**Written exercise**. Repeat every record below exactly as it appears.

--- BEGIN Exercise input ---

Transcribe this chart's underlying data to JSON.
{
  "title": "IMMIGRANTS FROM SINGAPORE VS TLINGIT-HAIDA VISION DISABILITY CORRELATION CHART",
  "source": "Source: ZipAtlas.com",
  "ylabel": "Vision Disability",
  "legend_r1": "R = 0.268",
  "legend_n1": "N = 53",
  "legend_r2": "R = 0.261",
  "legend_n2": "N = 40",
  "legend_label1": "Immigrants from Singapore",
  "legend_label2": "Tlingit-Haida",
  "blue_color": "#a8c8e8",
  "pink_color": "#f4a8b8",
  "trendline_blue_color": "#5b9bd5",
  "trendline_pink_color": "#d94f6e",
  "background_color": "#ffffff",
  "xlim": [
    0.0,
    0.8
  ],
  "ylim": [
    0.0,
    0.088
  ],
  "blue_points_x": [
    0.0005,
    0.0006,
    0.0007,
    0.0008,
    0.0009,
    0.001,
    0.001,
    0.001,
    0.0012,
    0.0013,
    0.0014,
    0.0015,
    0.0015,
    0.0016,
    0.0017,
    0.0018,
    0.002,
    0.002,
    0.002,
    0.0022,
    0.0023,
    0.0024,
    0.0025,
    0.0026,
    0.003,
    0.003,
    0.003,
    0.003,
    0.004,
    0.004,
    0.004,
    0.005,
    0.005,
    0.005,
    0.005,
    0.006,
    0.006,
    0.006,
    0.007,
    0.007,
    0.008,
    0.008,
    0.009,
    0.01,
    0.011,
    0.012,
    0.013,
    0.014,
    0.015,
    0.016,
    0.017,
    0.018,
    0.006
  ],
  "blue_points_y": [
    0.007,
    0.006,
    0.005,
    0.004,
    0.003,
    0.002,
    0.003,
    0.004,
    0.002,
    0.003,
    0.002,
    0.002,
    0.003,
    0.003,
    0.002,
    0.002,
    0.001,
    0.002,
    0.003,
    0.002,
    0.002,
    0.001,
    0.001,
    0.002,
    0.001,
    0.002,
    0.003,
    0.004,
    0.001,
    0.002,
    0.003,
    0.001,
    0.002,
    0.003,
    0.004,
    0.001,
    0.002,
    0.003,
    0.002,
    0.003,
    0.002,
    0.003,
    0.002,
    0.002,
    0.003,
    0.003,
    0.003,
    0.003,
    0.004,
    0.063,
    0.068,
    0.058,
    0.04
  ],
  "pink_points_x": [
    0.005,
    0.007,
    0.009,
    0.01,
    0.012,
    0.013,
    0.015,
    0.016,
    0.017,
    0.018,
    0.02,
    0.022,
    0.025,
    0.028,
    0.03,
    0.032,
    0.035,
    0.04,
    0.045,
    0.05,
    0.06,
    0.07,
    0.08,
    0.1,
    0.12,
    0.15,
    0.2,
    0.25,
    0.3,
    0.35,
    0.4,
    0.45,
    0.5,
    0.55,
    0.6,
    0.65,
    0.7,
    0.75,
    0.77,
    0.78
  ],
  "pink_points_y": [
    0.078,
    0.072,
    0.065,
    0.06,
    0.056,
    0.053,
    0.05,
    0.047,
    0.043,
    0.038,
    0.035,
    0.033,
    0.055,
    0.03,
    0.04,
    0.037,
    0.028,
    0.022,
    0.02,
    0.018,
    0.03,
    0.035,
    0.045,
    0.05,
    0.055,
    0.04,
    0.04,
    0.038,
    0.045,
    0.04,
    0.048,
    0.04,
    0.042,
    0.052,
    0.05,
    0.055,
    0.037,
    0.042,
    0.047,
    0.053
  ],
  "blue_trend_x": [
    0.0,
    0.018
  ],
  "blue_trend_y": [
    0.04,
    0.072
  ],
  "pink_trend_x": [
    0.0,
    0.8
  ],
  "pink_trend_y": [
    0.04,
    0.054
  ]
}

--- END Exercise input ---

**Result for this exercise**.
Transcribe this chart's underlying data to JSON.
{
  "title": "IMMIGRANTS FROM SINGAPORE VS TLINGIT-HAIDA VISION DISABILITY CORRELATION CHART",
  "source": "Source: ZipAtlas.com",
  "ylabel": "Vision Disability",
  "legend_r1": "R = 0.268",
  "legend_n1": "N = 53",
  "legend_r2": "R = 0.261",
  "legend_n2": "N = 40",
  "legend_label1": "Immigrants from Singapore",
  "legend_label2": "Tlingit-Haida",
  "blue_color": "#a8c8e8",
  "pink_color": "#f4a8b8",
  "trendline_blue_color": "#5b9bd5",
  "trendline_pink_color": "#d94f6e",
  "background_color": "#ffffff",
  "xlim": [
    0.0,
    0.8
  ],
  "ylim": [
    0.0,
    0.088
  ],
  "blue_points_x": [
    0.0005,
    0.0006,
    0.0007,
    0.0008,
    0.0009,
    0.001,
    0.001,
    0.001,
    0.0012,
    0.0013,
    0.0014,
    0.0015,
    0.0015,
    0.0016,
    0.0017,
    0.0018,
    0.002,
    0.002,
    0.002,
    0.0022,
    0.0023,
    0.0024,
    0.0025,
    0.0026,
    0.003,
    0.003,
    0.003,
    0.003,
    0.004,
    0.004,
    0.004,
    0.005,
    0.005,
    0.005,
    0.005,
    0.006,
    0.006,
    0.006,
    0.007,
    0.007,
    0.008,
    0.008,
    0.009,
    0.01,
    0.011,
    0.012,
    0.013,
    0.014,
    0.015,
    0.016,
    0.017,
    0.018,
    0.006
  ],
  "blue_points_y": [
    0.007,
    0.006,
    0.005,
    0.004,
    0.003,
    0.002,
    0.003,
    0.004,
    0.002,
    0.003,
    0.002,
    0.002,
    0.003,
    0.003,
    0.002,
    0.002,
    0.001,
    0.002,
    0.003,
    0.002,
    0.002,
    0.001,
    0.001,
    0.002,
    0.001,
    0.002,
    0.003,
    0.004,
    0.001,
    0.002,
    0.003,
    0.001,
    0.002,
    0.003,
    0.004,
    0.001,
    0.002,
    0.003,
    0.002,
    0.003,
    0.002,
    0.003,
    0.002,
    0.002,
    0.003,
    0.003,
    0.003,
    0.003,
    0.004,
    0.063,
    0.068,
    0.058,
    0.04
  ],
  "pink_points_x": [
    0.005,
    0.007,
    0.009,
    0.01,
    0.012,
    0.013,
    0.015,
    0.016,
    0.017,
    0.018,
    0.02,
    0.022,
    0.025,
    0.028,
    0.03,
    0.032,
    0.035,
    0.04,
    0.045,
    0.05,
    0.06,
    0.07,
    0.08,
    0.1,
    0.12,
    0.15,
    0.2,
    0.25,
    0.3,
    0.35,
    0.4,
    0.45,
    0.5,
    0.55,
    0.6,
    0.65,
    0.7,
    0.75,
    0.77,
    0.78
  ],
  "pink_points_y": [
    0.078,
    0.072,
    0.065,
    0.06,
    0.056,
    0.053,
    0.05,
    0.047,
    0.043,
    0.038,
    0.035,
    0.033,
    0.055,
    0.03,
    0.04,
    0.037,
    0.028,
    0.022,
    0.02,
    0.018,
    0.03,
    0.035,
    0.045,
    0.05,
    0.055,
    0.04,
    0.04,
    0.038,
    0.045,
    0.04,
    0.048,
    0.04,
    0.042,
    0.052,
    0.05,
    0.055,
    0.037,
    0.042,
    0.047,
    0.053
  ],
  "blue_trend_x": [
    0.0,
    0.018
  ],
  "blue_trend_y": [
    0.04,
    0.072
  ],
  "pink_trend_x": [
    0.0,
    0.8
  ],
  "pink_trend_y": [
    0.04,
    0.054
  ]
}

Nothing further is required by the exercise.